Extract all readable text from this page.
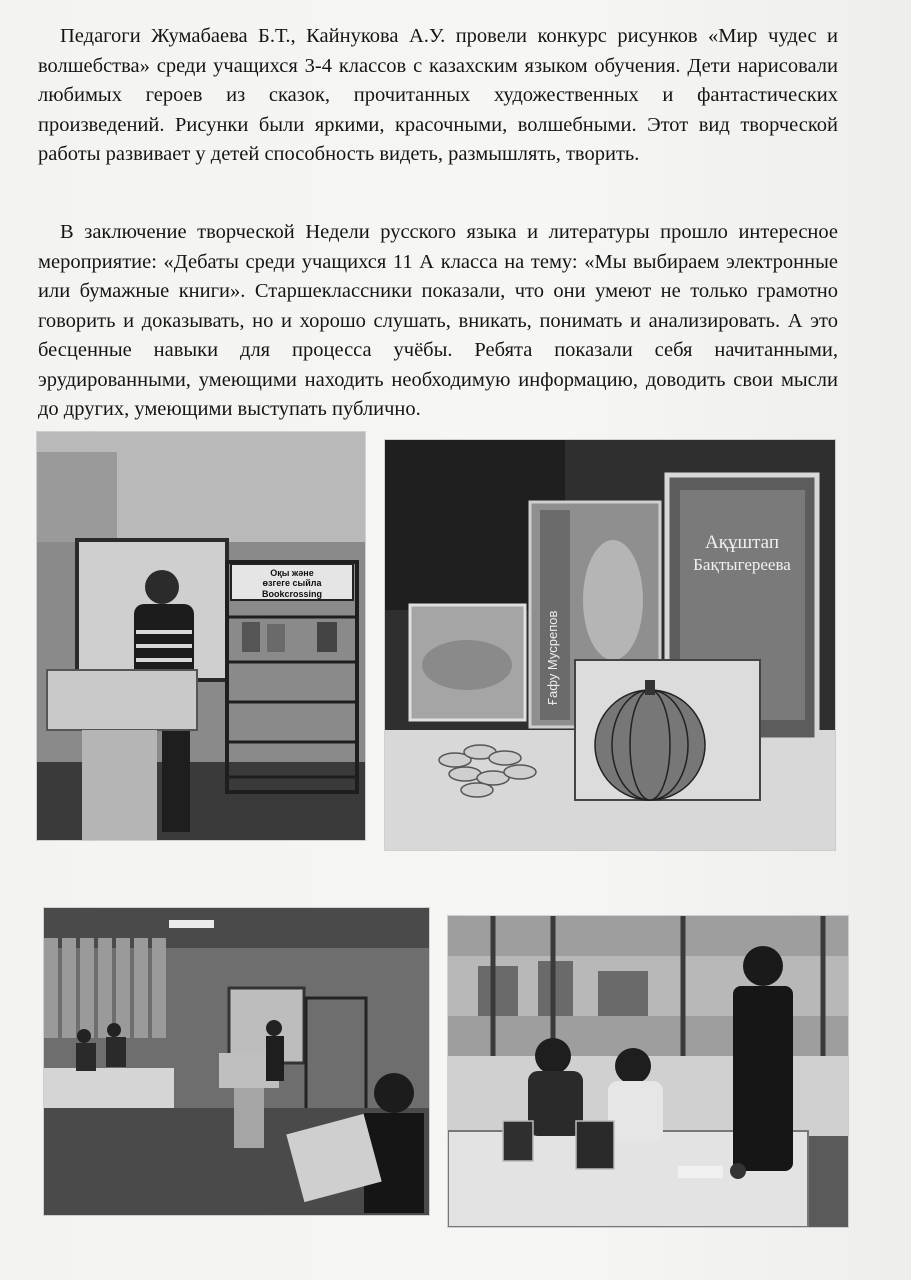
Педагоги Жумабаева Б.Т., Кайнукова А.У. провели конкурс рисунков «Мир чудес и волшебства» среди учащихся 3-4 классов с казахским языком обучения. Дети нарисовали любимых героев из сказок, прочитанных художественных и фантастических произведений. Рисунки были яркими, красочными, волшебными. Этот вид творческой работы развивает у детей способность видеть, размышлять, творить.

В заключение творческой Недели русского языка и литературы прошло интересное мероприятие: «Дебаты среди учащихся 11 А класса на тему: «Мы выбираем электронные или бумажные книги». Старшеклассники показали, что они умеют не только грамотно говорить и доказывать, но и хорошо слушать, вникать, понимать и анализировать. А это бесценные навыки для процесса учёбы. Ребята показали себя начитанными, эрудированными, умеющими находить необходимую информацию, доводить свои мысли до других, умеющими выступать публично.

Оқы жәнe
өзгеге сыйла
Bookcrossing
Ақұштап
Бақтыгереева
Ғафу Мусрепов
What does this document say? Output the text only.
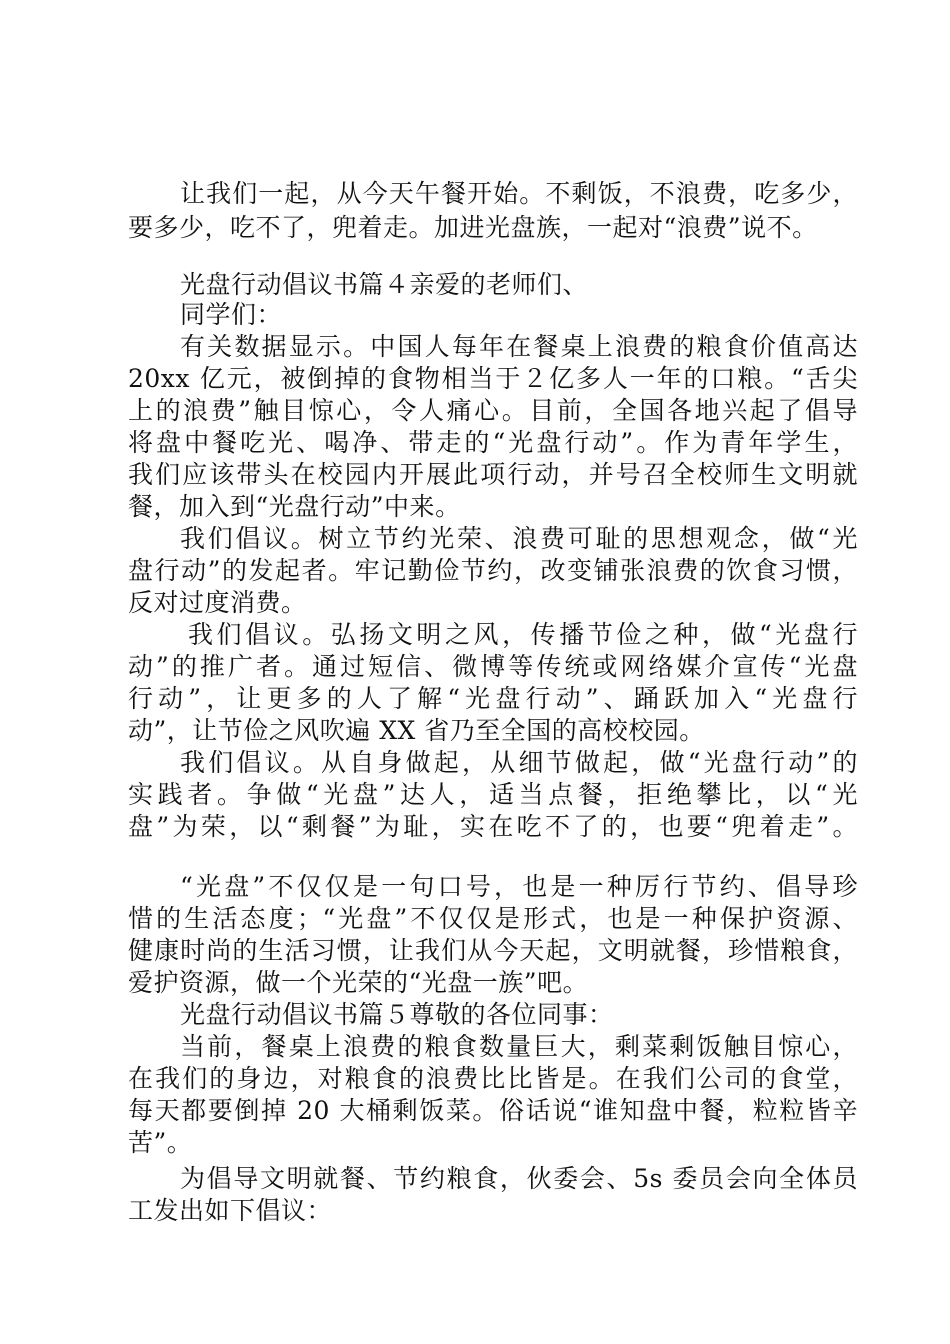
让我们一起，从今天午餐开始。不剩饭，不浪费，吃多少，
要多少，吃不了，兜着走。加进光盘族，一起对“浪费”说不。
光盘行动倡议书篇４亲爱的老师们、
同学们：
有关数据显示。中国人每年在餐桌上浪费的粮食价值高达
20xx 亿元，被倒掉的食物相当于２亿多人一年的口粮。“舌尖
上的浪费”触目惊心，令人痛心。目前，全国各地兴起了倡导
将盘中餐吃光、喝净、带走的“光盘行动”。作为青年学生，
我们应该带头在校园内开展此项行动，并号召全校师生文明就
餐，加入到“光盘行动”中来。
我们倡议。树立节约光荣、浪费可耻的思想观念，做“光
盘行动”的发起者。牢记勤俭节约，改变铺张浪费的饮食习惯，
反对过度消费。
我们倡议。弘扬文明之风，传播节俭之种，做“光盘行
动”的推广者。通过短信、微博等传统或网络媒介宣传“光盘
行动”，让更多的人了解“光盘行动”、踊跃加入“光盘行
动”，让节俭之风吹遍 XX 省乃至全国的高校校园。
我们倡议。从自身做起，从细节做起，做“光盘行动”的
实践者。争做“光盘”达人，适当点餐，拒绝攀比，以“光
盘”为荣，以“剩餐”为耻，实在吃不了的，也要“兜着走”。
“光盘”不仅仅是一句口号，也是一种厉行节约、倡导珍
惜的生活态度；“光盘”不仅仅是形式，也是一种保护资源、
健康时尚的生活习惯，让我们从今天起，文明就餐，珍惜粮食，
爱护资源，做一个光荣的“光盘一族”吧。
光盘行动倡议书篇５尊敬的各位同事：
当前，餐桌上浪费的粮食数量巨大，剩菜剩饭触目惊心，
在我们的身边，对粮食的浪费比比皆是。在我们公司的食堂，
每天都要倒掉 20 大桶剩饭菜。俗话说“谁知盘中餐，粒粒皆辛
苦”。
为倡导文明就餐、节约粮食，伙委会、5s 委员会向全体员
工发出如下倡议：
┄┄┄┄┄┄
**WORK TO DO:** Each line of the data should be quoted exactly, with pictures left out.

**REPLY:**
Extract all readable text from this page.
Педагоги Жумабаева Б.Т., Кайнукова А.У. провели конкурс рисунков «Мир чудес и волшебства» среди учащихся 3-4 классов с казахским языком обучения. Дети нарисовали любимых героев из сказок, прочитанных художественных и фантастических произведений. Рисунки были яркими, красочными, волшебными. Этот вид творческой работы развивает у детей способность видеть, размышлять, творить.

В заключение творческой Недели русского языка и литературы прошло интересное мероприятие: «Дебаты среди учащихся 11 А класса на тему: «Мы выбираем электронные или бумажные книги». Старшеклассники показали, что они умеют не только грамотно говорить и доказывать, но и хорошо слушать, вникать, понимать и анализировать. А это бесценные навыки для процесса учёбы. Ребята показали себя начитанными, эрудированными, умеющими находить необходимую информацию, доводить свои мысли до других, умеющими выступать публично.

Оқы жәнe
өзгеге сыйла
Bookcrossing
Ақұштап
Бақтыгереева
Ғафу Мусрепов
What does this document say? Output the text only.
让我们一起，从今天午餐开始。不剩饭，不浪费，吃多少，
要多少，吃不了，兜着走。加进光盘族，一起对“浪费”说不。
光盘行动倡议书篇４亲爱的老师们、
同学们：
有关数据显示。中国人每年在餐桌上浪费的粮食价值高达
20xx 亿元，被倒掉的食物相当于２亿多人一年的口粮。“舌尖
上的浪费”触目惊心，令人痛心。目前，全国各地兴起了倡导
将盘中餐吃光、喝净、带走的“光盘行动”。作为青年学生，
我们应该带头在校园内开展此项行动，并号召全校师生文明就
餐，加入到“光盘行动”中来。
我们倡议。树立节约光荣、浪费可耻的思想观念，做“光
盘行动”的发起者。牢记勤俭节约，改变铺张浪费的饮食习惯，
反对过度消费。
我们倡议。弘扬文明之风，传播节俭之种，做“光盘行
动”的推广者。通过短信、微博等传统或网络媒介宣传“光盘
行动”，让更多的人了解“光盘行动”、踊跃加入“光盘行
动”，让节俭之风吹遍 XX 省乃至全国的高校校园。
我们倡议。从自身做起，从细节做起，做“光盘行动”的
实践者。争做“光盘”达人，适当点餐，拒绝攀比，以“光
盘”为荣，以“剩餐”为耻，实在吃不了的，也要“兜着走”。
“光盘”不仅仅是一句口号，也是一种厉行节约、倡导珍
惜的生活态度；“光盘”不仅仅是形式，也是一种保护资源、
健康时尚的生活习惯，让我们从今天起，文明就餐，珍惜粮食，
爱护资源，做一个光荣的“光盘一族”吧。
光盘行动倡议书篇５尊敬的各位同事：
当前，餐桌上浪费的粮食数量巨大，剩菜剩饭触目惊心，
在我们的身边，对粮食的浪费比比皆是。在我们公司的食堂，
每天都要倒掉 20 大桶剩饭菜。俗话说“谁知盘中餐，粒粒皆辛
苦”。
为倡导文明就餐、节约粮食，伙委会、5s 委员会向全体员
工发出如下倡议：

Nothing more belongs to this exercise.